## What is required
Copy every record below, exactly as written.

## Data provided
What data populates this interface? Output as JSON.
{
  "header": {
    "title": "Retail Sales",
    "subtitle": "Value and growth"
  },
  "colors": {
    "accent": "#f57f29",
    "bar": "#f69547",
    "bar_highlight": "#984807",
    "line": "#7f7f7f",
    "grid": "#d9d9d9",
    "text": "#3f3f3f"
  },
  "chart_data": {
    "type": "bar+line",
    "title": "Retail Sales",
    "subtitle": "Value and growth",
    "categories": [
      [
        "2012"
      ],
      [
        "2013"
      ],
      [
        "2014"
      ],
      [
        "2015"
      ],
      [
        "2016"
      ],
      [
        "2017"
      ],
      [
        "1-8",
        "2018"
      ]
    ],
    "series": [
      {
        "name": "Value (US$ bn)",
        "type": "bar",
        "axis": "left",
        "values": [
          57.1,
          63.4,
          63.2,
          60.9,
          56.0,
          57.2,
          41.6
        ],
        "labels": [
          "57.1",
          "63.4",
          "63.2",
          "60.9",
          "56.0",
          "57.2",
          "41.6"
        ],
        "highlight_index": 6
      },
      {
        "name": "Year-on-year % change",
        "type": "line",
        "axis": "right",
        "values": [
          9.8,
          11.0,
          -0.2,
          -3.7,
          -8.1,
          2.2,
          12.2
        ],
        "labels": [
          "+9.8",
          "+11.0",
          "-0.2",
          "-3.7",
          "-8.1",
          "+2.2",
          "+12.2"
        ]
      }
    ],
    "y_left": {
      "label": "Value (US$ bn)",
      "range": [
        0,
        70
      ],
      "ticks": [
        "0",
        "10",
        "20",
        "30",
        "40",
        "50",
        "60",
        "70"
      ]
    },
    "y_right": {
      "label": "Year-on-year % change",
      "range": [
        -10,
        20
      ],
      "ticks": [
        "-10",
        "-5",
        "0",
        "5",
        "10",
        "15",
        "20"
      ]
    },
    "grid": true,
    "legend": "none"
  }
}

## Finished task
What data populates this interface? Output as JSON.
{
  "header": {
    "title": "Retail Sales",
    "subtitle": "Value and growth"
  },
  "colors": {
    "accent": "#f57f29",
    "bar": "#f69547",
    "bar_highlight": "#984807",
    "line": "#7f7f7f",
    "grid": "#d9d9d9",
    "text": "#3f3f3f"
  },
  "chart_data": {
    "type": "bar+line",
    "title": "Retail Sales",
    "subtitle": "Value and growth",
    "categories": [
      [
        "2012"
      ],
      [
        "2013"
      ],
      [
        "2014"
      ],
      [
        "2015"
      ],
      [
        "2016"
      ],
      [
        "2017"
      ],
      [
        "1-8",
        "2018"
      ]
    ],
    "series": [
      {
        "name": "Value (US$ bn)",
        "type": "bar",
        "axis": "left",
        "values": [
          57.1,
          63.4,
          63.2,
          60.9,
          56.0,
          57.2,
          41.6
        ],
        "labels": [
          "57.1",
          "63.4",
          "63.2",
          "60.9",
          "56.0",
          "57.2",
          "41.6"
        ],
        "highlight_index": 6
      },
      {
        "name": "Year-on-year % change",
        "type": "line",
        "axis": "right",
        "values": [
          9.8,
          11.0,
          -0.2,
          -3.7,
          -8.1,
          2.2,
          12.2
        ],
        "labels": [
          "+9.8",
          "+11.0",
          "-0.2",
          "-3.7",
          "-8.1",
          "+2.2",
          "+12.2"
        ]
      }
    ],
    "y_left": {
      "label": "Value (US$ bn)",
      "range": [
        0,
        70
      ],
      "ticks": [
        "0",
        "10",
        "20",
        "30",
        "40",
        "50",
        "60",
        "70"
      ]
    },
    "y_right": {
      "label": "Year-on-year % change",
      "range": [
        -10,
        20
      ],
      "ticks": [
        "-10",
        "-5",
        "0",
        "5",
        "10",
        "15",
        "20"
      ]
    },
    "grid": true,
    "legend": "none"
  }
}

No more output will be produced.